**WORK REQUIRED:** Identify and copy all lines of the material where the string "color" is found.

**ROWS:**
━━━━━━

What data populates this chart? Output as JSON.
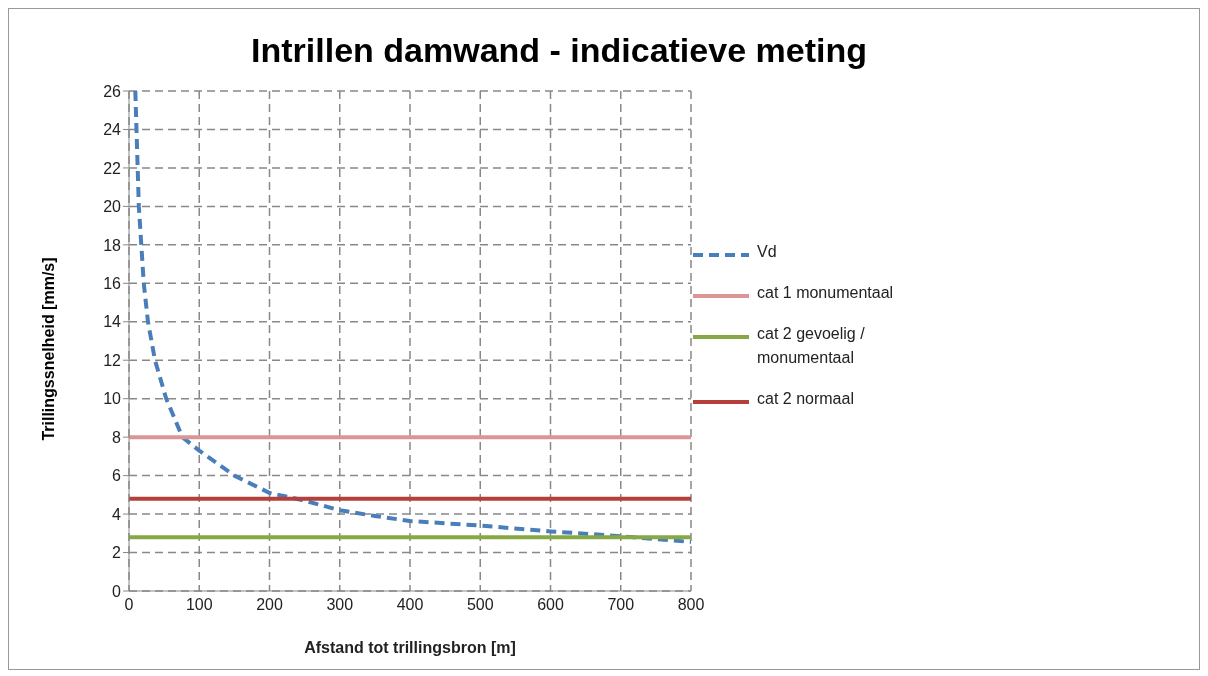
{
  "chart_data": {
    "type": "line",
    "title": "Intrillen damwand - indicatieve meting",
    "xlabel": "Afstand tot trillingsbron  [m]",
    "ylabel": "Trillingssnelheid  [mm/s]",
    "xlim": [
      0,
      800
    ],
    "xticks": [
      0,
      100,
      200,
      300,
      400,
      500,
      600,
      700,
      800
    ],
    "ylim": [
      0,
      26
    ],
    "yticks": [
      0,
      2,
      4,
      6,
      8,
      10,
      12,
      14,
      16,
      18,
      20,
      22,
      24,
      26
    ],
    "grid": true,
    "legend": "right",
    "marker": "none",
    "series": [
      {
        "name": "Vd",
        "color": "#4a7ebb",
        "line_style": "dashed",
        "x": [
          9,
          14,
          21,
          27,
          37,
          53,
          76,
          100,
          150,
          200,
          250,
          300,
          350,
          400,
          500,
          600,
          700,
          800
        ],
        "values": [
          26,
          20,
          16,
          14,
          12,
          10,
          8,
          7.3,
          6,
          5.1,
          4.7,
          4.2,
          3.9,
          3.64,
          3.4,
          3.1,
          2.85,
          2.55
        ]
      },
      {
        "name": "cat 2 normaal",
        "color": "#b3403a",
        "line_style": "solid",
        "x": [
          0,
          800
        ],
        "values": [
          4.8,
          4.8
        ]
      },
      {
        "name": "cat 2 gevoelig / monumentaal",
        "color": "#86a845",
        "line_style": "solid",
        "x": [
          0,
          800
        ],
        "values": [
          2.8,
          2.8
        ]
      },
      {
        "name": "cat 1 monumentaal",
        "color": "#d99694",
        "line_style": "solid",
        "x": [
          0,
          800
        ],
        "values": [
          8,
          8
        ]
      }
    ]
  }
}
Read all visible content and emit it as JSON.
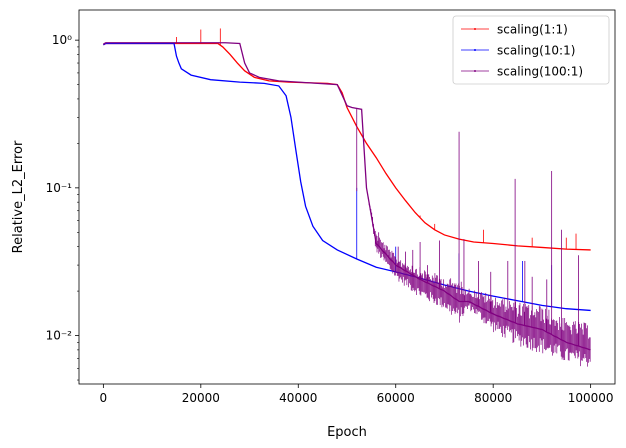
{
  "chart_data": {
    "type": "line",
    "title": "",
    "xlabel": "Epoch",
    "ylabel": "Relative_L2_Error",
    "x_scale": "linear",
    "y_scale": "log",
    "xlim": [
      -5000,
      105000
    ],
    "ylim": [
      0.0047,
      1.6
    ],
    "x_ticks": [
      0,
      20000,
      40000,
      60000,
      80000,
      100000
    ],
    "x_tick_labels": [
      "0",
      "20000",
      "40000",
      "60000",
      "80000",
      "100000"
    ],
    "y_ticks": [
      0.01,
      0.1,
      1
    ],
    "y_tick_labels": [
      "10⁻²",
      "10⁻¹",
      "10⁰"
    ],
    "grid": false,
    "legend_position": "top-right",
    "series": [
      {
        "name": "scaling(1:1)",
        "color": "#ff0000",
        "x": [
          0,
          500,
          5000,
          10000,
          15000,
          20000,
          23500,
          24500,
          26000,
          27500,
          29000,
          31000,
          34000,
          38000,
          42000,
          46000,
          48000,
          49000,
          50000,
          52000,
          54000,
          56000,
          58000,
          60000,
          62000,
          64000,
          66000,
          68000,
          70000,
          73000,
          76000,
          80000,
          85000,
          90000,
          95000,
          100000
        ],
        "y": [
          0.93,
          0.95,
          0.95,
          0.95,
          0.95,
          0.95,
          0.95,
          0.9,
          0.8,
          0.7,
          0.62,
          0.56,
          0.53,
          0.52,
          0.515,
          0.51,
          0.5,
          0.44,
          0.35,
          0.26,
          0.2,
          0.16,
          0.125,
          0.1,
          0.082,
          0.068,
          0.058,
          0.052,
          0.048,
          0.045,
          0.043,
          0.042,
          0.0405,
          0.0395,
          0.0385,
          0.038
        ],
        "spikes": [
          {
            "x": 15000,
            "y": 1.05
          },
          {
            "x": 20000,
            "y": 1.18
          },
          {
            "x": 24000,
            "y": 1.2
          },
          {
            "x": 65000,
            "y": 0.065
          },
          {
            "x": 68000,
            "y": 0.057
          },
          {
            "x": 78000,
            "y": 0.052
          },
          {
            "x": 88000,
            "y": 0.046
          },
          {
            "x": 95000,
            "y": 0.046
          },
          {
            "x": 97000,
            "y": 0.049
          }
        ]
      },
      {
        "name": "scaling(10:1)",
        "color": "#0000ff",
        "x": [
          0,
          500,
          5000,
          10000,
          14500,
          15000,
          15500,
          16000,
          18000,
          22000,
          28000,
          33000,
          36000,
          37500,
          38500,
          39500,
          40500,
          41500,
          43000,
          45000,
          48000,
          52000,
          56000,
          60000,
          65000,
          70000,
          75000,
          80000,
          85000,
          90000,
          95000,
          100000
        ],
        "y": [
          0.93,
          0.95,
          0.95,
          0.95,
          0.95,
          0.78,
          0.7,
          0.64,
          0.58,
          0.54,
          0.52,
          0.51,
          0.49,
          0.42,
          0.3,
          0.18,
          0.11,
          0.075,
          0.055,
          0.044,
          0.038,
          0.033,
          0.029,
          0.027,
          0.0245,
          0.022,
          0.02,
          0.0185,
          0.0172,
          0.016,
          0.0152,
          0.0148
        ],
        "spikes": [
          {
            "x": 52000,
            "y": 0.1
          },
          {
            "x": 60000,
            "y": 0.04
          },
          {
            "x": 73000,
            "y": 0.036
          },
          {
            "x": 86000,
            "y": 0.032
          },
          {
            "x": 92000,
            "y": 0.03
          }
        ]
      },
      {
        "name": "scaling(100:1)",
        "color": "#800080",
        "x": [
          0,
          500,
          5000,
          10000,
          15000,
          20000,
          25000,
          28000,
          29000,
          30000,
          32000,
          36000,
          40000,
          44000,
          48000,
          50000,
          51000,
          53000,
          54000,
          56000,
          60000,
          65000,
          70000,
          73000,
          75000,
          80000,
          85000,
          90000,
          95000,
          100000
        ],
        "y": [
          0.94,
          0.96,
          0.96,
          0.96,
          0.96,
          0.96,
          0.96,
          0.95,
          0.7,
          0.6,
          0.56,
          0.53,
          0.52,
          0.51,
          0.5,
          0.36,
          0.35,
          0.34,
          0.1,
          0.042,
          0.03,
          0.024,
          0.02,
          0.017,
          0.017,
          0.014,
          0.012,
          0.011,
          0.009,
          0.008
        ],
        "band_lower": [
          0.94,
          0.96,
          0.96,
          0.96,
          0.96,
          0.96,
          0.96,
          0.95,
          0.7,
          0.6,
          0.56,
          0.53,
          0.52,
          0.51,
          0.5,
          0.36,
          0.35,
          0.34,
          0.1,
          0.036,
          0.024,
          0.018,
          0.015,
          0.012,
          0.015,
          0.0105,
          0.0085,
          0.0075,
          0.0065,
          0.006
        ],
        "band_upper": [
          0.94,
          0.96,
          0.96,
          0.96,
          0.96,
          0.96,
          0.96,
          0.95,
          0.7,
          0.6,
          0.56,
          0.53,
          0.52,
          0.51,
          0.5,
          0.36,
          0.35,
          0.34,
          0.1,
          0.05,
          0.035,
          0.029,
          0.025,
          0.024,
          0.021,
          0.019,
          0.017,
          0.016,
          0.013,
          0.012
        ],
        "spikes": [
          {
            "x": 52000,
            "y": 0.095
          },
          {
            "x": 56500,
            "y": 0.05
          },
          {
            "x": 58500,
            "y": 0.035
          },
          {
            "x": 60500,
            "y": 0.04
          },
          {
            "x": 62000,
            "y": 0.037
          },
          {
            "x": 63500,
            "y": 0.038
          },
          {
            "x": 65000,
            "y": 0.043
          },
          {
            "x": 66500,
            "y": 0.03
          },
          {
            "x": 69000,
            "y": 0.044
          },
          {
            "x": 73000,
            "y": 0.24
          },
          {
            "x": 74000,
            "y": 0.045
          },
          {
            "x": 77000,
            "y": 0.032
          },
          {
            "x": 79500,
            "y": 0.027
          },
          {
            "x": 83000,
            "y": 0.032
          },
          {
            "x": 84500,
            "y": 0.115
          },
          {
            "x": 86500,
            "y": 0.032
          },
          {
            "x": 88000,
            "y": 0.025
          },
          {
            "x": 91000,
            "y": 0.024
          },
          {
            "x": 92000,
            "y": 0.13
          },
          {
            "x": 94000,
            "y": 0.052
          },
          {
            "x": 97500,
            "y": 0.035
          }
        ]
      }
    ]
  }
}
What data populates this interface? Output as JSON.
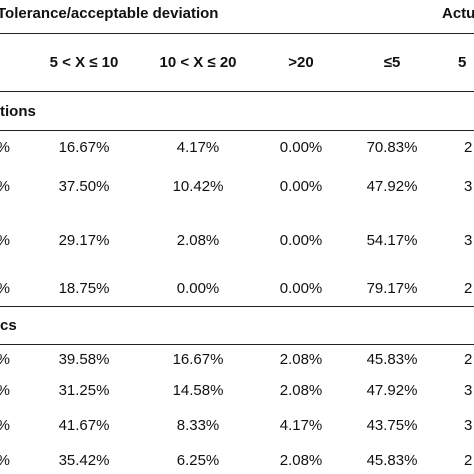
{
  "header": {
    "group_left": "Tolerance/acceptable deviation",
    "group_right": "Actu",
    "columns": [
      "5 < X ≤ 10",
      "10 < X ≤ 20",
      ">20",
      "≤5",
      "5"
    ]
  },
  "sections": [
    {
      "label": "tions",
      "rows": [
        [
          "%",
          "16.67%",
          "4.17%",
          "0.00%",
          "70.83%",
          "2"
        ],
        [
          "%",
          "37.50%",
          "10.42%",
          "0.00%",
          "47.92%",
          "3"
        ],
        [
          "%",
          "29.17%",
          "2.08%",
          "0.00%",
          "54.17%",
          "3"
        ],
        [
          "%",
          "18.75%",
          "0.00%",
          "0.00%",
          "79.17%",
          "2"
        ]
      ]
    },
    {
      "label": "cs",
      "rows": [
        [
          "%",
          "39.58%",
          "16.67%",
          "2.08%",
          "45.83%",
          "2"
        ],
        [
          "%",
          "31.25%",
          "14.58%",
          "2.08%",
          "47.92%",
          "3"
        ],
        [
          "%",
          "41.67%",
          "8.33%",
          "4.17%",
          "43.75%",
          "3"
        ],
        [
          "%",
          "35.42%",
          "6.25%",
          "2.08%",
          "45.83%",
          "2"
        ]
      ]
    }
  ]
}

━━━━━━

**WORKED SOLUTION:**
        "color": "#4a7ebb",
        "color": "#b3403a",
        "color": "#86a845",
        "color": "#d99694",
        "color": "#ff0000",
        "color": "#0000ff",
        "color": "#800080",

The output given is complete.